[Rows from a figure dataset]
--------------------------------
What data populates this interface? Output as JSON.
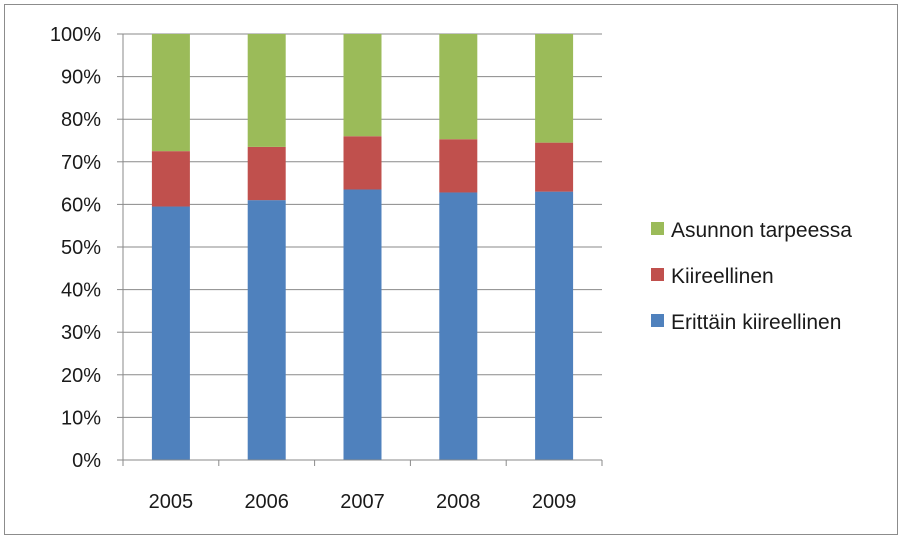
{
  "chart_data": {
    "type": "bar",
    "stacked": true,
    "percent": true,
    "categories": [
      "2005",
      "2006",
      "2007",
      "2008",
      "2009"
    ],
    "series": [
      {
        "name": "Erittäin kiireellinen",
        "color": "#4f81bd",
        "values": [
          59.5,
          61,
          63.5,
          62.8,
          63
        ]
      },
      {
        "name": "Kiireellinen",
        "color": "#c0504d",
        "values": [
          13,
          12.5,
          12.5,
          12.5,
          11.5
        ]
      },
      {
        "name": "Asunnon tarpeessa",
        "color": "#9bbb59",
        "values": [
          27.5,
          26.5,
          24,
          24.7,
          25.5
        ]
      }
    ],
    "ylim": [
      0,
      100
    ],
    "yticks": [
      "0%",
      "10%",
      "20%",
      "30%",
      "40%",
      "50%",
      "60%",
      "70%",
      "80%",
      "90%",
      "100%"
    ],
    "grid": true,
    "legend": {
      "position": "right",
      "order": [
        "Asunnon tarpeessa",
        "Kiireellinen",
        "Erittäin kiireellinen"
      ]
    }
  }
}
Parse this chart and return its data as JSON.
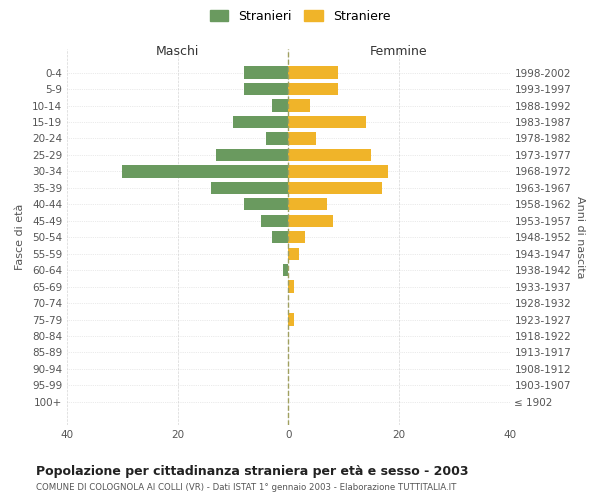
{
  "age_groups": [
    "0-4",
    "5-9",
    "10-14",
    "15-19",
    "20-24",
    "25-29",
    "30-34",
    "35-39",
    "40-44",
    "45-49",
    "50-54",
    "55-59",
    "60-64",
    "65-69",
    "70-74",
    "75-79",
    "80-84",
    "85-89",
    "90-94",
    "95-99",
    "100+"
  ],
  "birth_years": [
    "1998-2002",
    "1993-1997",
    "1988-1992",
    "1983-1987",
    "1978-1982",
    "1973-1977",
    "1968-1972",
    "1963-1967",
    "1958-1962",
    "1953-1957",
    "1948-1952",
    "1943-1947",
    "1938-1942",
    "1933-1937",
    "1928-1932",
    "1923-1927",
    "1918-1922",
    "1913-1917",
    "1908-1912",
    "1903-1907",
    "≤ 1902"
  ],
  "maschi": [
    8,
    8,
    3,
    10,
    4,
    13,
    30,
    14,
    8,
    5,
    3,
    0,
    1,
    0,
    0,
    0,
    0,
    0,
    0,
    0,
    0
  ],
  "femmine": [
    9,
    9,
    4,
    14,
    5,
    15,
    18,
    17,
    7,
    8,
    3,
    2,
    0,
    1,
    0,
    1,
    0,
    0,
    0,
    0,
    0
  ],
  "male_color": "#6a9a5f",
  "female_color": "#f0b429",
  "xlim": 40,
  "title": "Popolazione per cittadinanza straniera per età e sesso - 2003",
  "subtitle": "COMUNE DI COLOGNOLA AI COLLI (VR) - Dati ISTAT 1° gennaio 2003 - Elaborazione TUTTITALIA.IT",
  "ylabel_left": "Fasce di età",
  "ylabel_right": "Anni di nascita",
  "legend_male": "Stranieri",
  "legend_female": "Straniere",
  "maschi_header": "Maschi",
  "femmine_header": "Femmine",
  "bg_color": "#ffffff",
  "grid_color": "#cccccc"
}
--------------------------------
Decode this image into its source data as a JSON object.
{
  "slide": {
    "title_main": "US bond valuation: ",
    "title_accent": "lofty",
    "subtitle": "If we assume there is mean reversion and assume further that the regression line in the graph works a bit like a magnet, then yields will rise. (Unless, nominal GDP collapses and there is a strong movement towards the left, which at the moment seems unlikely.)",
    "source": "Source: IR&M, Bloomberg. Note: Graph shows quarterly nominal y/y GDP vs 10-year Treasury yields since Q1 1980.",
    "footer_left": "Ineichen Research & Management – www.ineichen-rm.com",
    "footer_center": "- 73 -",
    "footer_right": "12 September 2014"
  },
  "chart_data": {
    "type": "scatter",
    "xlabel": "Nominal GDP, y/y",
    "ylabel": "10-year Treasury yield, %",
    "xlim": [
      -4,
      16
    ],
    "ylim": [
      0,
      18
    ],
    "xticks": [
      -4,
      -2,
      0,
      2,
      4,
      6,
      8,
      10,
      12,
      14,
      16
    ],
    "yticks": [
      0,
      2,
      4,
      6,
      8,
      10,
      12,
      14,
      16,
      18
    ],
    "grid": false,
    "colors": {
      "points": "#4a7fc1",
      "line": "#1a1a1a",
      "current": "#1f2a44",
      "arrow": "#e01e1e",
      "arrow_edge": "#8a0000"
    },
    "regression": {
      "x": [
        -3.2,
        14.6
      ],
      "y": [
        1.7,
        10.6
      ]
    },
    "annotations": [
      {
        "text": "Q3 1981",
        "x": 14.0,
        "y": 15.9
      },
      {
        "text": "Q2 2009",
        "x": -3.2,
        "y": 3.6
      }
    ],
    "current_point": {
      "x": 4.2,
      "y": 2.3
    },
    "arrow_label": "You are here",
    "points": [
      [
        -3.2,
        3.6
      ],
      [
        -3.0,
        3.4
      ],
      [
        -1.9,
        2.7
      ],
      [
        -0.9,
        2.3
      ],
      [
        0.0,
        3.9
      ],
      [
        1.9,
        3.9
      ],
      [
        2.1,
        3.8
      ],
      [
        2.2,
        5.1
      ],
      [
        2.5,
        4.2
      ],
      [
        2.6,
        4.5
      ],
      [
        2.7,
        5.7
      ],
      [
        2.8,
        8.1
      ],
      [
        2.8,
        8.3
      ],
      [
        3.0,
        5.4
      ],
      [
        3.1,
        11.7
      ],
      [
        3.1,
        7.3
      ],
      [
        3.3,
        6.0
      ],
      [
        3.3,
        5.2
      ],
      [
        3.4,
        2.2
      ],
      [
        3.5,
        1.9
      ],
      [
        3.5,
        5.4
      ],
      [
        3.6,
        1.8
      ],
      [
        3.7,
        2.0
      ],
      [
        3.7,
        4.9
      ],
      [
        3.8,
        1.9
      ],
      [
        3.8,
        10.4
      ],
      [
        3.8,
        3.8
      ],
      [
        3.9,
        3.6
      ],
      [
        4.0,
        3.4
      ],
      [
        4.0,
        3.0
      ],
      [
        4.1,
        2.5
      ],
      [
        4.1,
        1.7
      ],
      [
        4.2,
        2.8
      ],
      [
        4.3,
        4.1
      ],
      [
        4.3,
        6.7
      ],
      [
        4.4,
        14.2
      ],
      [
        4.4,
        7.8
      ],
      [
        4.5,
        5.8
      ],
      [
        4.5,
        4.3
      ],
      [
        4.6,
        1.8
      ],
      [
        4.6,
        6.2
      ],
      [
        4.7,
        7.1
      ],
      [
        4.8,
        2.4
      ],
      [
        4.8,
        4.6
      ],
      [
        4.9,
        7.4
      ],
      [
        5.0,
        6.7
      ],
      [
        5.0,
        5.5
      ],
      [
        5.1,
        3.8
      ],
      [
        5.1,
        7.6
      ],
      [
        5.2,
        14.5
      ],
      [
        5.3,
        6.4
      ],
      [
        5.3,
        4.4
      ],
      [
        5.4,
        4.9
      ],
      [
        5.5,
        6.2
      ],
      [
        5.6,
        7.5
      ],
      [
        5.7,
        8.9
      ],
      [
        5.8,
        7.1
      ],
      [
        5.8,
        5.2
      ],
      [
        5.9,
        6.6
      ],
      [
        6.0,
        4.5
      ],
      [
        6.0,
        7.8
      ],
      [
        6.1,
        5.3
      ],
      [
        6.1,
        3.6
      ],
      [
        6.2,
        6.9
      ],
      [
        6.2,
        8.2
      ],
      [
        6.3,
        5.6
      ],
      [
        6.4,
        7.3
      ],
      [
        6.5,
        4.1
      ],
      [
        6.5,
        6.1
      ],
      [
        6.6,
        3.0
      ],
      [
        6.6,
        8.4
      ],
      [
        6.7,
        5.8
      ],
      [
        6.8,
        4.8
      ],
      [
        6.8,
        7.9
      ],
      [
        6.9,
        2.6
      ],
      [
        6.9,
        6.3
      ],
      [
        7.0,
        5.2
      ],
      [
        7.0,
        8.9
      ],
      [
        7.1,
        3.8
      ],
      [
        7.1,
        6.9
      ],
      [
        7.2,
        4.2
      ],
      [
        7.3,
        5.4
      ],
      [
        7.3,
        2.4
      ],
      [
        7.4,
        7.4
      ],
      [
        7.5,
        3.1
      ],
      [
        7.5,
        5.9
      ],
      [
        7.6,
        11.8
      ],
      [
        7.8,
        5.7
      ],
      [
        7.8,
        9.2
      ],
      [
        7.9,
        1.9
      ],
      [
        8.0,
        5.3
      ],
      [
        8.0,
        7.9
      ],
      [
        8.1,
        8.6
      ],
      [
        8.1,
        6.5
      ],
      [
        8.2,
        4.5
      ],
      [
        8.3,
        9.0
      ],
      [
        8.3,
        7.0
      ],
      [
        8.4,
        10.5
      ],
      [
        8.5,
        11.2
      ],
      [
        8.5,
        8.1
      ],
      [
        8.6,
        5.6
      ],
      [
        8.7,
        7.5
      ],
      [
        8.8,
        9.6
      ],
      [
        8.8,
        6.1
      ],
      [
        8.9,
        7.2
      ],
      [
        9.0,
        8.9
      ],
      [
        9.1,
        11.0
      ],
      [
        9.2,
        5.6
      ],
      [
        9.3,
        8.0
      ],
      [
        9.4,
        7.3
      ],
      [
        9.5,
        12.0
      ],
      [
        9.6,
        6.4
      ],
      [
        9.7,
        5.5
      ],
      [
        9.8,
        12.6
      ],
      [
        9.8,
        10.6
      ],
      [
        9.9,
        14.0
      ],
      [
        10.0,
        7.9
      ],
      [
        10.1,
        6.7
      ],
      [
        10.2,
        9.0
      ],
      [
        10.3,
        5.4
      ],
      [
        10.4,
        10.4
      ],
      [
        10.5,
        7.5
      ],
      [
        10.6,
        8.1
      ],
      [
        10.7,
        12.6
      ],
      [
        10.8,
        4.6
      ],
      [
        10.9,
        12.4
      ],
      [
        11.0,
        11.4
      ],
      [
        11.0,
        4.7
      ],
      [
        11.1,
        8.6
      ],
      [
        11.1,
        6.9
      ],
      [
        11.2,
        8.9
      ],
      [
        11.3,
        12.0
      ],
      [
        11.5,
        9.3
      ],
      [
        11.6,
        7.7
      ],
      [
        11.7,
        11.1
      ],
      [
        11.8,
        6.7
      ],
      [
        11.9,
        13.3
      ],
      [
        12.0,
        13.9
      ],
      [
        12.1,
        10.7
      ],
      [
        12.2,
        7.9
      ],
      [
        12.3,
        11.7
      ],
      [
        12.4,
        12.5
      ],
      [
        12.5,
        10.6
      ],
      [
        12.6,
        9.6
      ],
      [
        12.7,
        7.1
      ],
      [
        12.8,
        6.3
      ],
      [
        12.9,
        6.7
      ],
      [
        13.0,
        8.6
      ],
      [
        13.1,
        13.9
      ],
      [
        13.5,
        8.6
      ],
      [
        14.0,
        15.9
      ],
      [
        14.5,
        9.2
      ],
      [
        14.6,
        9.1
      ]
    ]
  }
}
--------------------------------
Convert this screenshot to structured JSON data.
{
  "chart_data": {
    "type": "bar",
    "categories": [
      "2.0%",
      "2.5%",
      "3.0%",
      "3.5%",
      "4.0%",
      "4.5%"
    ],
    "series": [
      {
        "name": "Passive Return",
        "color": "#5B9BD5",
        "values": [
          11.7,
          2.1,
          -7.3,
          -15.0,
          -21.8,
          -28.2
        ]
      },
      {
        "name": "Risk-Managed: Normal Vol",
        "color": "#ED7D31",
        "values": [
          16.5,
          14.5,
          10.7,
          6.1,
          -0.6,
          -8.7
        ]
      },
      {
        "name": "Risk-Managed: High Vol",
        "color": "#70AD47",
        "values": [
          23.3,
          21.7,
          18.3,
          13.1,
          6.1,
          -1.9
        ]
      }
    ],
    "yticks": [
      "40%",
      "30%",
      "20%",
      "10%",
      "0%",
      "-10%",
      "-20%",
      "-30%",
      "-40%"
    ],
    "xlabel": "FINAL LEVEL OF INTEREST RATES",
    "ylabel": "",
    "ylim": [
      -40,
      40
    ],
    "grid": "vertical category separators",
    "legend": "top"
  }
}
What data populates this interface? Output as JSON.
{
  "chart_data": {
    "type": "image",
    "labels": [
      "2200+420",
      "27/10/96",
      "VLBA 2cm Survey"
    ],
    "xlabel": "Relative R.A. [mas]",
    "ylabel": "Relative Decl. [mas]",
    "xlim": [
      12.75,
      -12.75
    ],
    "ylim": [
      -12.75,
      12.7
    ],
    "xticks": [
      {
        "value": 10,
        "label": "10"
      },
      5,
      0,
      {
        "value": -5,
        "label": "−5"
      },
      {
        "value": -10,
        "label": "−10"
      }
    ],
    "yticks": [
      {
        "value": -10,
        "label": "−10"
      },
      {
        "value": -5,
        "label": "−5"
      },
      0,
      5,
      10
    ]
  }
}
--------------------------------
**EXERCISE DETAILS:** Check each line of the data above for the word "image", then state how many lines have it. Give the number alone.

**OUTPUT BELOW:** 2